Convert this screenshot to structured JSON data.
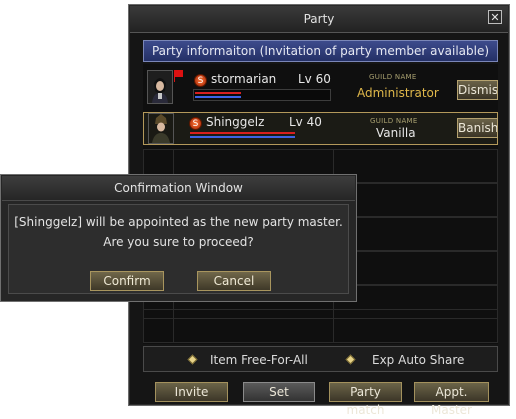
{
  "party": {
    "title": "Party",
    "close_glyph": "✕",
    "info_banner": "Party informaiton (Invitation of party member available)",
    "members": [
      {
        "name": "stormarian",
        "level": "Lv 60",
        "guild_label": "GUILD NAME",
        "guild_name": "Administrator",
        "guild_color": "#e0b84a",
        "action": "Dismiss",
        "is_leader": true,
        "hp_fraction": 0.95,
        "mp_fraction": 0.95
      },
      {
        "name": "Shinggelz",
        "level": "Lv 40",
        "guild_label": "GUILD NAME",
        "guild_name": "Vanilla",
        "guild_color": "#e6e6e6",
        "action": "Banish",
        "is_leader": false,
        "hp_fraction": 0.75,
        "mp_fraction": 0.75
      }
    ],
    "options": {
      "item": "Item Free-For-All",
      "exp": "Exp Auto Share"
    },
    "buttons": {
      "invite": "Invite",
      "set": "Set",
      "party_match": "Party match",
      "appt_master": "Appt. Master"
    },
    "colors": {
      "hp": "#d81f1f",
      "mp": "#3d63e6",
      "accent_gold": "#b5a26f"
    }
  },
  "confirm": {
    "title": "Confirmation Window",
    "line1": "[Shinggelz] will be appointed as the new party master.",
    "line2": "Are you sure to proceed?",
    "confirm_label": "Confirm",
    "cancel_label": "Cancel"
  }
}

:::::

**Stated task:** Omit every picture, then repeat the remaining data exactly as it appears above.

**Complete answer:**
Convert this screenshot to structured JSON data.
{
  "party": {
    "title": "Party",
    "close_glyph": "✕",
    "info_banner": "Party informaiton (Invitation of party member available)",
    "members": [
      {
        "name": "stormarian",
        "level": "Lv 60",
        "guild_label": "GUILD NAME",
        "guild_name": "Administrator",
        "guild_color": "#e0b84a",
        "action": "Dismiss",
        "is_leader": true,
        "hp_fraction": 0.95,
        "mp_fraction": 0.95
      },
      {
        "name": "Shinggelz",
        "level": "Lv 40",
        "guild_label": "GUILD NAME",
        "guild_name": "Vanilla",
        "guild_color": "#e6e6e6",
        "action": "Banish",
        "is_leader": false,
        "hp_fraction": 0.75,
        "mp_fraction": 0.75
      }
    ],
    "options": {
      "item": "Item Free-For-All",
      "exp": "Exp Auto Share"
    },
    "buttons": {
      "invite": "Invite",
      "set": "Set",
      "party_match": "Party match",
      "appt_master": "Appt. Master"
    },
    "colors": {
      "hp": "#d81f1f",
      "mp": "#3d63e6",
      "accent_gold": "#b5a26f"
    }
  },
  "confirm": {
    "title": "Confirmation Window",
    "line1": "[Shinggelz] will be appointed as the new party master.",
    "line2": "Are you sure to proceed?",
    "confirm_label": "Confirm",
    "cancel_label": "Cancel"
  }
}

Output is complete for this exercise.